─── Records shown

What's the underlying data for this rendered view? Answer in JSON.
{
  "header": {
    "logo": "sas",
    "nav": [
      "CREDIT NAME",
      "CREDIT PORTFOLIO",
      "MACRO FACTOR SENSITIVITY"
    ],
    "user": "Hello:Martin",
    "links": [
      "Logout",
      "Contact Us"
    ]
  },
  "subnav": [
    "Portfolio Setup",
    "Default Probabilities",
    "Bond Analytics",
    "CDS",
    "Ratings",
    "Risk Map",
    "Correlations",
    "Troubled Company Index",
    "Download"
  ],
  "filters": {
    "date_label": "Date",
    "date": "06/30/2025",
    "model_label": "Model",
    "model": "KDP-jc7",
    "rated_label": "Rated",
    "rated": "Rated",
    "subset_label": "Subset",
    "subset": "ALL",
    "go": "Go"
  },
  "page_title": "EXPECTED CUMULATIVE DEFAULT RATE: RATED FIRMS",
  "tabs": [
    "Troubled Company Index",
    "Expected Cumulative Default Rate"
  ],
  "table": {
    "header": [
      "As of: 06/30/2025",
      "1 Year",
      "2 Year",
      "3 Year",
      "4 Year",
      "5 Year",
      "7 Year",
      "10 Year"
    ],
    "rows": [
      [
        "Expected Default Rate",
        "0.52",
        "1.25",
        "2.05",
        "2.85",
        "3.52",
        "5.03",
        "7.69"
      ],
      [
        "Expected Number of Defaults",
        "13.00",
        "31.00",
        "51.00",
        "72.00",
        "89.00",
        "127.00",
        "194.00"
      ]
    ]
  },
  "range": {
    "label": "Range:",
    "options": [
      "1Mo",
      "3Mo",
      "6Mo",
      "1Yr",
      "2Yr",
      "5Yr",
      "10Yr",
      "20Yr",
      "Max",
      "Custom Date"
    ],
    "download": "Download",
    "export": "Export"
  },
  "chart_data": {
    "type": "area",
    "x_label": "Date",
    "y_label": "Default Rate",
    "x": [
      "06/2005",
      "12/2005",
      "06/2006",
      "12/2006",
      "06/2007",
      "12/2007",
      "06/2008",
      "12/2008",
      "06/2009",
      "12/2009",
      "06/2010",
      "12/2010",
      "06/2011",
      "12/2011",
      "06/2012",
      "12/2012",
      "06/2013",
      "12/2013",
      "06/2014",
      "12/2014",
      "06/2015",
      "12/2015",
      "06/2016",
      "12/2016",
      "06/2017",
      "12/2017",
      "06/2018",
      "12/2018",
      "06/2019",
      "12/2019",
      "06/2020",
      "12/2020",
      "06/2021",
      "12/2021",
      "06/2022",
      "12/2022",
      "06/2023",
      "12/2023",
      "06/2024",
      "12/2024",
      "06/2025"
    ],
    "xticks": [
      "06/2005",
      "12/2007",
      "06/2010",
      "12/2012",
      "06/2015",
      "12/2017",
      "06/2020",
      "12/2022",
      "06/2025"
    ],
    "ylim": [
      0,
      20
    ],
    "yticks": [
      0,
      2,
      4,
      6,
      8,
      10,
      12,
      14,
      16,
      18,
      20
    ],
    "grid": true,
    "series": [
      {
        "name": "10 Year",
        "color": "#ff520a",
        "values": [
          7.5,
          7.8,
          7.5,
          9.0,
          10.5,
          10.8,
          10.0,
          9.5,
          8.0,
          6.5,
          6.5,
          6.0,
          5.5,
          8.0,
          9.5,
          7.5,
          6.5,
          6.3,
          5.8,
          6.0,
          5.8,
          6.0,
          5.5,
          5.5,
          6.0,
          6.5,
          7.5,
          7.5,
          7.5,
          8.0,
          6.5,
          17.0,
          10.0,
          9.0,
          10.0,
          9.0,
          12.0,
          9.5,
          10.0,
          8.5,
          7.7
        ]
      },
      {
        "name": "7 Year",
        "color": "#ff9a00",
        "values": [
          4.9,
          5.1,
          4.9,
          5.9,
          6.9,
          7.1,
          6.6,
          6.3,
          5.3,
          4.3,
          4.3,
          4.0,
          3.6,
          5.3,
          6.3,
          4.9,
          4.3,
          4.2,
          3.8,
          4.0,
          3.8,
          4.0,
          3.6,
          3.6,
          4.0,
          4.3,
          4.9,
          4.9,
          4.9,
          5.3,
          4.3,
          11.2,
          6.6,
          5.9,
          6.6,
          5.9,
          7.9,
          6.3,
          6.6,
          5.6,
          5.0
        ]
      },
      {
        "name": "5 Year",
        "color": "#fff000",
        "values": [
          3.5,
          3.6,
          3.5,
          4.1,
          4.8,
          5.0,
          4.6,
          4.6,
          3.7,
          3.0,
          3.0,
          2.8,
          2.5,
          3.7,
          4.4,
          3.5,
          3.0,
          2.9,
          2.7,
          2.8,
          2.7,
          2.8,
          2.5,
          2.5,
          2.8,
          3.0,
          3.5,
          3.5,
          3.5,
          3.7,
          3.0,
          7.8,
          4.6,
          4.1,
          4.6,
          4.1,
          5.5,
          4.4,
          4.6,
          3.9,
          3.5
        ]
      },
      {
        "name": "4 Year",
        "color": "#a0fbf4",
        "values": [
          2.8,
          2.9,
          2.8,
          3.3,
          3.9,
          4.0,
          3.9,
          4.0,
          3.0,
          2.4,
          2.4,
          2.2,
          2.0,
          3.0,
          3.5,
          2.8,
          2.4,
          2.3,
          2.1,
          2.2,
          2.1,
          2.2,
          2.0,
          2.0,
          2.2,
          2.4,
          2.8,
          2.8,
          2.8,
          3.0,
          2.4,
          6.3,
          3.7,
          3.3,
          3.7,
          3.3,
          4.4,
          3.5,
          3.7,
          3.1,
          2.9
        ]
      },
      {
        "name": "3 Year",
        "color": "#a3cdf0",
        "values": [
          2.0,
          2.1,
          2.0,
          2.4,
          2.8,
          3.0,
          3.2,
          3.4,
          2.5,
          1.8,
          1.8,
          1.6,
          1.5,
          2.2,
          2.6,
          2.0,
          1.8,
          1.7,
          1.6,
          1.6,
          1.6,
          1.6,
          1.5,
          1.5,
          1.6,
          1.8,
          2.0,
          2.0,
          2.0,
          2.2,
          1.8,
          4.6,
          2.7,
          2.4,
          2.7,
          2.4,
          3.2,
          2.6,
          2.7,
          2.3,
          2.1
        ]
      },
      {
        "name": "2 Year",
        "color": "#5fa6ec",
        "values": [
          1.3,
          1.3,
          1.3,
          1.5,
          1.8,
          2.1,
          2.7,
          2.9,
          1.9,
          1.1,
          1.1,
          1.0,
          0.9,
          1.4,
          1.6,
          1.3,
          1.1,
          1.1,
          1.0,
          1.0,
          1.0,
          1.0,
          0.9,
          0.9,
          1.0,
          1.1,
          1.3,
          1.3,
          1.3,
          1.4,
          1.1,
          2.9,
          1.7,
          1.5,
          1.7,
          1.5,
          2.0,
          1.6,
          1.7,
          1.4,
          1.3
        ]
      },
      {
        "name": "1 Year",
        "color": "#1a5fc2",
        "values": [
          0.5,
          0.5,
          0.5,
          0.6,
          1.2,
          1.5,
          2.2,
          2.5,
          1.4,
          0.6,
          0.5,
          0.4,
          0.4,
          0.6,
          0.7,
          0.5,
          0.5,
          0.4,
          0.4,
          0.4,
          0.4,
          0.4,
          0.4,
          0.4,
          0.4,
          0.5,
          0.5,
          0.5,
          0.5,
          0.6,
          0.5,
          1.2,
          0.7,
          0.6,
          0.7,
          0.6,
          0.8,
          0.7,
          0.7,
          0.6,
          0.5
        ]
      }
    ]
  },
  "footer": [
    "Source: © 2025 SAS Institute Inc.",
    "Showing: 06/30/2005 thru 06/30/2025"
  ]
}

──────

Aim
Return each line of the records above exactly as it reads.

Answer to the problem
What's the underlying data for this rendered view? Answer in JSON.
{
  "header": {
    "logo": "sas",
    "nav": [
      "CREDIT NAME",
      "CREDIT PORTFOLIO",
      "MACRO FACTOR SENSITIVITY"
    ],
    "user": "Hello:Martin",
    "links": [
      "Logout",
      "Contact Us"
    ]
  },
  "subnav": [
    "Portfolio Setup",
    "Default Probabilities",
    "Bond Analytics",
    "CDS",
    "Ratings",
    "Risk Map",
    "Correlations",
    "Troubled Company Index",
    "Download"
  ],
  "filters": {
    "date_label": "Date",
    "date": "06/30/2025",
    "model_label": "Model",
    "model": "KDP-jc7",
    "rated_label": "Rated",
    "rated": "Rated",
    "subset_label": "Subset",
    "subset": "ALL",
    "go": "Go"
  },
  "page_title": "EXPECTED CUMULATIVE DEFAULT RATE: RATED FIRMS",
  "tabs": [
    "Troubled Company Index",
    "Expected Cumulative Default Rate"
  ],
  "table": {
    "header": [
      "As of: 06/30/2025",
      "1 Year",
      "2 Year",
      "3 Year",
      "4 Year",
      "5 Year",
      "7 Year",
      "10 Year"
    ],
    "rows": [
      [
        "Expected Default Rate",
        "0.52",
        "1.25",
        "2.05",
        "2.85",
        "3.52",
        "5.03",
        "7.69"
      ],
      [
        "Expected Number of Defaults",
        "13.00",
        "31.00",
        "51.00",
        "72.00",
        "89.00",
        "127.00",
        "194.00"
      ]
    ]
  },
  "range": {
    "label": "Range:",
    "options": [
      "1Mo",
      "3Mo",
      "6Mo",
      "1Yr",
      "2Yr",
      "5Yr",
      "10Yr",
      "20Yr",
      "Max",
      "Custom Date"
    ],
    "download": "Download",
    "export": "Export"
  },
  "chart_data": {
    "type": "area",
    "x_label": "Date",
    "y_label": "Default Rate",
    "x": [
      "06/2005",
      "12/2005",
      "06/2006",
      "12/2006",
      "06/2007",
      "12/2007",
      "06/2008",
      "12/2008",
      "06/2009",
      "12/2009",
      "06/2010",
      "12/2010",
      "06/2011",
      "12/2011",
      "06/2012",
      "12/2012",
      "06/2013",
      "12/2013",
      "06/2014",
      "12/2014",
      "06/2015",
      "12/2015",
      "06/2016",
      "12/2016",
      "06/2017",
      "12/2017",
      "06/2018",
      "12/2018",
      "06/2019",
      "12/2019",
      "06/2020",
      "12/2020",
      "06/2021",
      "12/2021",
      "06/2022",
      "12/2022",
      "06/2023",
      "12/2023",
      "06/2024",
      "12/2024",
      "06/2025"
    ],
    "xticks": [
      "06/2005",
      "12/2007",
      "06/2010",
      "12/2012",
      "06/2015",
      "12/2017",
      "06/2020",
      "12/2022",
      "06/2025"
    ],
    "ylim": [
      0,
      20
    ],
    "yticks": [
      0,
      2,
      4,
      6,
      8,
      10,
      12,
      14,
      16,
      18,
      20
    ],
    "grid": true,
    "series": [
      {
        "name": "10 Year",
        "color": "#ff520a",
        "values": [
          7.5,
          7.8,
          7.5,
          9.0,
          10.5,
          10.8,
          10.0,
          9.5,
          8.0,
          6.5,
          6.5,
          6.0,
          5.5,
          8.0,
          9.5,
          7.5,
          6.5,
          6.3,
          5.8,
          6.0,
          5.8,
          6.0,
          5.5,
          5.5,
          6.0,
          6.5,
          7.5,
          7.5,
          7.5,
          8.0,
          6.5,
          17.0,
          10.0,
          9.0,
          10.0,
          9.0,
          12.0,
          9.5,
          10.0,
          8.5,
          7.7
        ]
      },
      {
        "name": "7 Year",
        "color": "#ff9a00",
        "values": [
          4.9,
          5.1,
          4.9,
          5.9,
          6.9,
          7.1,
          6.6,
          6.3,
          5.3,
          4.3,
          4.3,
          4.0,
          3.6,
          5.3,
          6.3,
          4.9,
          4.3,
          4.2,
          3.8,
          4.0,
          3.8,
          4.0,
          3.6,
          3.6,
          4.0,
          4.3,
          4.9,
          4.9,
          4.9,
          5.3,
          4.3,
          11.2,
          6.6,
          5.9,
          6.6,
          5.9,
          7.9,
          6.3,
          6.6,
          5.6,
          5.0
        ]
      },
      {
        "name": "5 Year",
        "color": "#fff000",
        "values": [
          3.5,
          3.6,
          3.5,
          4.1,
          4.8,
          5.0,
          4.6,
          4.6,
          3.7,
          3.0,
          3.0,
          2.8,
          2.5,
          3.7,
          4.4,
          3.5,
          3.0,
          2.9,
          2.7,
          2.8,
          2.7,
          2.8,
          2.5,
          2.5,
          2.8,
          3.0,
          3.5,
          3.5,
          3.5,
          3.7,
          3.0,
          7.8,
          4.6,
          4.1,
          4.6,
          4.1,
          5.5,
          4.4,
          4.6,
          3.9,
          3.5
        ]
      },
      {
        "name": "4 Year",
        "color": "#a0fbf4",
        "values": [
          2.8,
          2.9,
          2.8,
          3.3,
          3.9,
          4.0,
          3.9,
          4.0,
          3.0,
          2.4,
          2.4,
          2.2,
          2.0,
          3.0,
          3.5,
          2.8,
          2.4,
          2.3,
          2.1,
          2.2,
          2.1,
          2.2,
          2.0,
          2.0,
          2.2,
          2.4,
          2.8,
          2.8,
          2.8,
          3.0,
          2.4,
          6.3,
          3.7,
          3.3,
          3.7,
          3.3,
          4.4,
          3.5,
          3.7,
          3.1,
          2.9
        ]
      },
      {
        "name": "3 Year",
        "color": "#a3cdf0",
        "values": [
          2.0,
          2.1,
          2.0,
          2.4,
          2.8,
          3.0,
          3.2,
          3.4,
          2.5,
          1.8,
          1.8,
          1.6,
          1.5,
          2.2,
          2.6,
          2.0,
          1.8,
          1.7,
          1.6,
          1.6,
          1.6,
          1.6,
          1.5,
          1.5,
          1.6,
          1.8,
          2.0,
          2.0,
          2.0,
          2.2,
          1.8,
          4.6,
          2.7,
          2.4,
          2.7,
          2.4,
          3.2,
          2.6,
          2.7,
          2.3,
          2.1
        ]
      },
      {
        "name": "2 Year",
        "color": "#5fa6ec",
        "values": [
          1.3,
          1.3,
          1.3,
          1.5,
          1.8,
          2.1,
          2.7,
          2.9,
          1.9,
          1.1,
          1.1,
          1.0,
          0.9,
          1.4,
          1.6,
          1.3,
          1.1,
          1.1,
          1.0,
          1.0,
          1.0,
          1.0,
          0.9,
          0.9,
          1.0,
          1.1,
          1.3,
          1.3,
          1.3,
          1.4,
          1.1,
          2.9,
          1.7,
          1.5,
          1.7,
          1.5,
          2.0,
          1.6,
          1.7,
          1.4,
          1.3
        ]
      },
      {
        "name": "1 Year",
        "color": "#1a5fc2",
        "values": [
          0.5,
          0.5,
          0.5,
          0.6,
          1.2,
          1.5,
          2.2,
          2.5,
          1.4,
          0.6,
          0.5,
          0.4,
          0.4,
          0.6,
          0.7,
          0.5,
          0.5,
          0.4,
          0.4,
          0.4,
          0.4,
          0.4,
          0.4,
          0.4,
          0.4,
          0.5,
          0.5,
          0.5,
          0.5,
          0.6,
          0.5,
          1.2,
          0.7,
          0.6,
          0.7,
          0.6,
          0.8,
          0.7,
          0.7,
          0.6,
          0.5
        ]
      }
    ]
  },
  "footer": [
    "Source: © 2025 SAS Institute Inc.",
    "Showing: 06/30/2005 thru 06/30/2025"
  ]
}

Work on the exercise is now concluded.